Rewrite the lines between the one holding "breadcrumb-current: 风控管理 [247, 13, 292, 26]" and the one holding "gear-icon [8, 528, 22, 542]", inclusive, replacing "chevron-down-icon" with "arrow-down-icon" and leaving everything else unchanged.

RECORDS FOR THE EXERCISE:
----------

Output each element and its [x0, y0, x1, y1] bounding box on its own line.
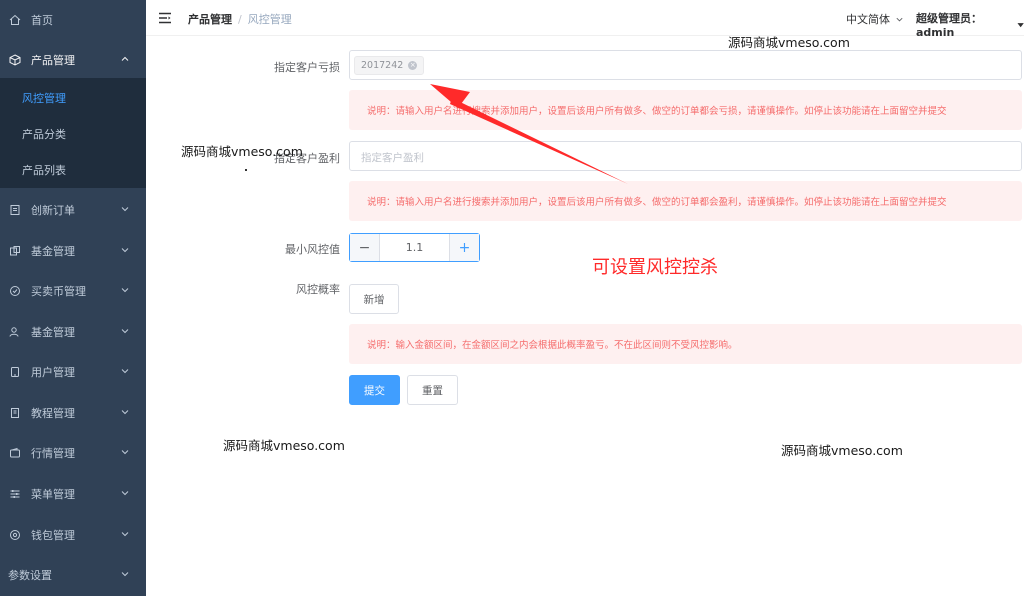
breadcrumb-current: 风控管理 [247, 13, 292, 26]
chevron-down-icon [121, 207, 129, 212]
book-icon [8, 406, 22, 420]
sidebar-item-label: 创新订单 [31, 204, 75, 217]
sidebar-item-market-management[interactable]: 行情管理 [0, 433, 146, 473]
watermark: 源码商城vmeso.com [181, 144, 303, 159]
loss-user-label: 指定客户亏损 [274, 61, 340, 74]
stray-dot [245, 169, 247, 171]
chevron-down-icon [896, 17, 903, 21]
wallet-icon [8, 446, 22, 460]
user-tag: 2017242 × [354, 56, 425, 75]
loss-notice: 说明：请输入用户名进行搜索并添加用户，设置后该用户所有做多、做空的订单都会亏损，… [349, 90, 1022, 130]
chevron-down-icon [121, 410, 129, 415]
add-button[interactable]: 新增 [349, 284, 399, 314]
fund-icon [8, 244, 22, 258]
sidebar-item-label: 买卖币管理 [31, 285, 86, 298]
gear-icon [8, 528, 22, 542]
submenu-item-label: 产品列表 [22, 164, 66, 177]
sidebar-item-label: 菜单管理 [31, 488, 75, 501]
watermark: 源码商城vmeso.com [728, 35, 850, 50]
submenu-item-product-list[interactable]: 产品列表 [0, 152, 146, 188]
sidebar-item-coin-trade-management[interactable]: 买卖币管理 [0, 271, 146, 311]
sliders-icon [8, 487, 22, 501]
sidebar-item-label: 教程管理 [31, 407, 75, 420]
sidebar-item-product-management[interactable]: 产品管理 [0, 40, 146, 80]
sidebar-item-label: 参数设置 [8, 569, 52, 582]
chevron-down-icon [121, 532, 129, 537]
sidebar-item-fund-management[interactable]: 基金管理 [0, 231, 146, 271]
sidebar-item-parameter-settings[interactable]: 参数设置 [0, 555, 146, 595]
top-navbar: 产品管理 / 风控管理 中文简体 超级管理员：admin [146, 0, 1024, 39]
chevron-down-icon [121, 369, 129, 374]
reset-button[interactable]: 重置 [407, 375, 458, 405]
chevron-down-icon [121, 572, 129, 577]
submenu-item-label: 产品分类 [22, 128, 66, 141]
sidebar: 首页 产品管理 风控管理 产品分类 产品列表 创新订单 基金管理 买卖币管理 基… [0, 0, 146, 596]
sidebar-item-label: 钱包管理 [31, 529, 75, 542]
user-tag-label: 2017242 [361, 60, 404, 71]
increment-button[interactable]: + [449, 234, 479, 261]
submenu-product: 风控管理 产品分类 产品列表 [0, 78, 146, 188]
sidebar-item-menu-management[interactable]: 菜单管理 [0, 474, 146, 514]
annotation-text: 可设置风控控杀 [592, 257, 718, 278]
sidebar-item-label: 产品管理 [31, 54, 75, 67]
sidebar-item-wallet-management[interactable]: 钱包管理 [0, 515, 146, 555]
sidebar-item-innovation-orders[interactable]: 创新订单 [0, 190, 146, 230]
profit-user-placeholder: 指定客户盈利 [361, 152, 424, 164]
breadcrumb: 产品管理 / 风控管理 [188, 11, 292, 27]
chevron-up-icon [121, 56, 129, 61]
submenu-item-product-category[interactable]: 产品分类 [0, 116, 146, 152]
sidebar-item-label: 行情管理 [31, 447, 75, 460]
profit-user-select[interactable]: 指定客户盈利 [349, 141, 1022, 171]
chevron-down-icon [121, 450, 129, 455]
sidebar-item-user-management[interactable]: 用户管理 [0, 352, 146, 392]
submenu-item-risk-control[interactable]: 风控管理 [0, 80, 146, 116]
sidebar-item-label: 首页 [31, 14, 53, 27]
rate-notice: 说明：输入金额区间，在金额区间之内会根据此概率盈亏。不在此区间则不受风控影响。 [349, 324, 1022, 364]
chevron-down-icon [121, 288, 129, 293]
check-circle-icon [8, 284, 22, 298]
sidebar-item-fund-management-2[interactable]: 基金管理 [0, 312, 146, 352]
hamburger-icon[interactable] [158, 11, 172, 25]
user-menu[interactable]: 超级管理员：admin [916, 10, 1024, 39]
box-icon [8, 53, 22, 67]
home-icon [8, 13, 22, 27]
min-risk-label: 最小风控值 [285, 243, 340, 256]
breadcrumb-separator: / [238, 12, 242, 26]
risk-rate-label: 风控概率 [296, 283, 340, 296]
sidebar-item-label: 基金管理 [31, 326, 75, 339]
min-risk-input[interactable]: 1.1 [380, 234, 449, 261]
decrement-button[interactable]: − [350, 234, 380, 261]
profit-notice: 说明：请输入用户名进行搜索并添加用户，设置后该用户所有做多、做空的订单都会盈利，… [349, 181, 1022, 221]
watermark: 源码商城vmeso.com [223, 438, 345, 453]
loss-user-select[interactable]: 2017242 × [349, 50, 1022, 80]
chevron-down-icon [121, 491, 129, 496]
submenu-item-label: 风控管理 [22, 92, 66, 105]
sidebar-item-home[interactable]: 首页 [0, 0, 146, 40]
chevron-down-icon [121, 329, 129, 334]
document-icon [8, 203, 22, 217]
caret-down-icon [1017, 22, 1024, 27]
sidebar-item-label: 用户管理 [31, 366, 75, 379]
tablet-icon [8, 365, 22, 379]
chevron-down-icon [121, 248, 129, 253]
min-risk-stepper: − 1.1 + [349, 233, 480, 262]
language-label: 中文简体 [846, 13, 890, 26]
language-selector[interactable]: 中文简体 [846, 11, 904, 27]
watermark: 源码商城vmeso.com [781, 443, 903, 458]
sidebar-item-label: 基金管理 [31, 245, 75, 258]
submit-button[interactable]: 提交 [349, 375, 400, 405]
user-name: 超级管理员：admin [916, 12, 982, 39]
sidebar-item-tutorial-management[interactable]: 教程管理 [0, 393, 146, 433]
user-group-icon [8, 325, 22, 339]
breadcrumb-item[interactable]: 产品管理 [188, 11, 232, 27]
close-icon[interactable]: × [408, 61, 418, 70]
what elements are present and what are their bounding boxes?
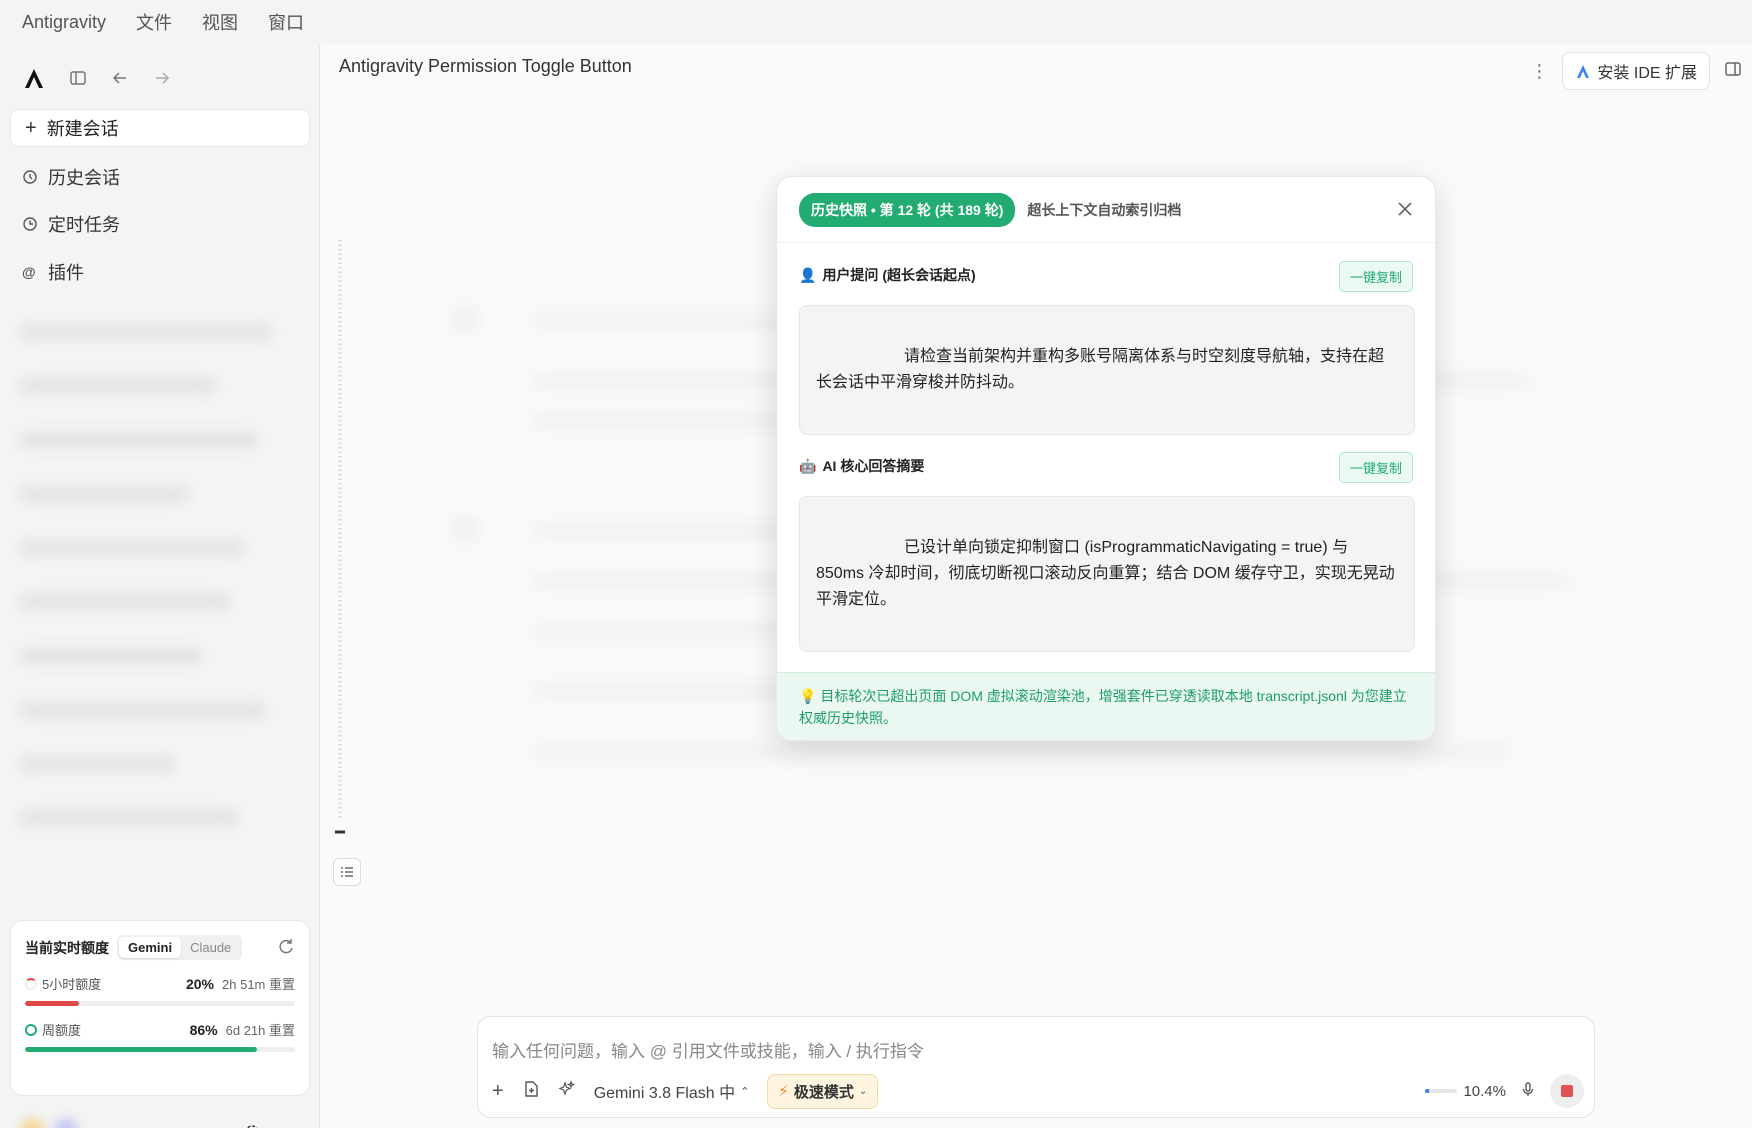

----------

COMPLETED TASK:
breadcrumb-current: 风控管理 [247, 13, 292, 26]
arrow-down-icon [121, 207, 129, 212]
book-icon [8, 406, 22, 420]
sidebar-item-label: 创新订单 [31, 204, 75, 217]
sidebar-item-market-management[interactable]: 行情管理 [0, 433, 146, 473]
watermark: 源码商城vmeso.com [181, 144, 303, 159]
loss-user-label: 指定客户亏损 [274, 61, 340, 74]
stray-dot [245, 169, 247, 171]
arrow-down-icon [896, 17, 903, 21]
wallet-icon [8, 446, 22, 460]
user-tag: 2017242 × [354, 56, 425, 75]
loss-notice: 说明：请输入用户名进行搜索并添加用户，设置后该用户所有做多、做空的订单都会亏损，… [349, 90, 1022, 130]
arrow-down-icon [121, 410, 129, 415]
add-button[interactable]: 新增 [349, 284, 399, 314]
fund-icon [8, 244, 22, 258]
sidebar-item-label: 买卖币管理 [31, 285, 86, 298]
gear-icon [8, 528, 22, 542]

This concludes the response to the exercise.